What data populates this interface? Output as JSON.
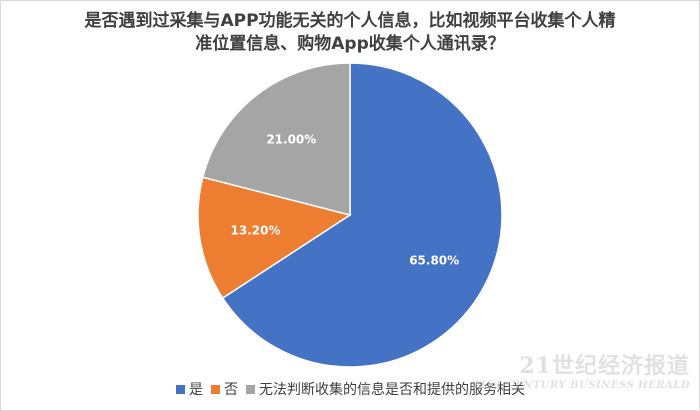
{
  "chart_data": {
    "type": "pie",
    "title": "是否遇到过采集与APP功能无关的个人信息，比如视频平台收集个人精准位置信息、购物App收集个人通讯录？",
    "title_lines": [
      "是否遇到过采集与APP功能无关的个人信息，比如视频平台收集个人精",
      "准位置信息、购物App收集个人通讯录？"
    ],
    "categories": [
      "是",
      "否",
      "无法判断收集的信息是否和提供的服务相关"
    ],
    "values": [
      65.8,
      13.2,
      21.0
    ],
    "labels": [
      "65.80%",
      "13.20%",
      "21.00%"
    ],
    "colors": [
      "#4472c4",
      "#ed7d31",
      "#a5a5a5"
    ],
    "start_angle_deg": 0,
    "direction": "clockwise",
    "legend_position": "bottom"
  },
  "watermark": {
    "main": "21世纪经济报道",
    "sub": "21ST CENTURY BUSINESS HERALD"
  }
}
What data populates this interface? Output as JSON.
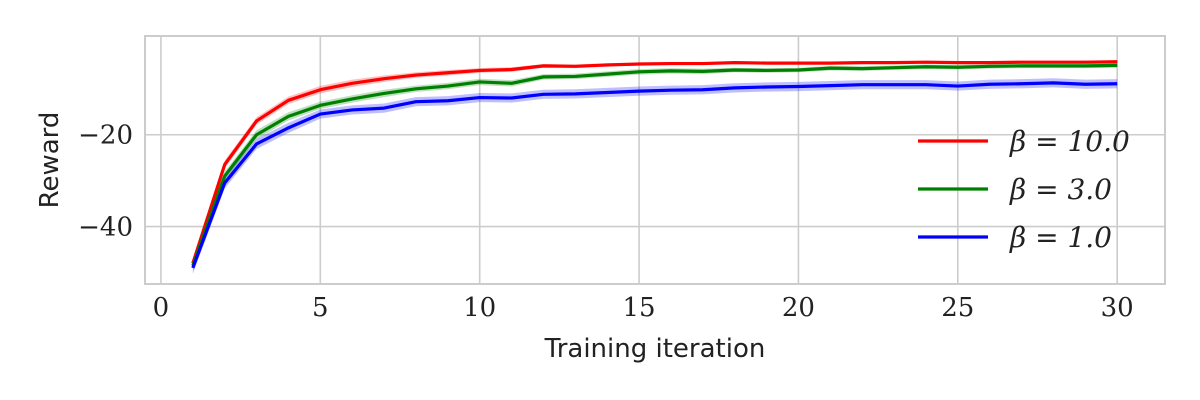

________

Short exercise
Retype the data above exactly; pictures are not part of the copy.

Output of the task
What data populates this interface? Output as JSON.
{
  "chart_data": {
    "type": "pie",
    "title": "是否遇到过采集与APP功能无关的个人信息，比如视频平台收集个人精准位置信息、购物App收集个人通讯录？",
    "title_lines": [
      "是否遇到过采集与APP功能无关的个人信息，比如视频平台收集个人精",
      "准位置信息、购物App收集个人通讯录？"
    ],
    "categories": [
      "是",
      "否",
      "无法判断收集的信息是否和提供的服务相关"
    ],
    "values": [
      65.8,
      13.2,
      21.0
    ],
    "labels": [
      "65.80%",
      "13.20%",
      "21.00%"
    ],
    "colors": [
      "#4472c4",
      "#ed7d31",
      "#a5a5a5"
    ],
    "start_angle_deg": 0,
    "direction": "clockwise",
    "legend_position": "bottom"
  },
  "watermark": {
    "main": "21世纪经济报道",
    "sub": "21ST CENTURY BUSINESS HERALD"
  }
}
What data populates this interface? Output as JSON.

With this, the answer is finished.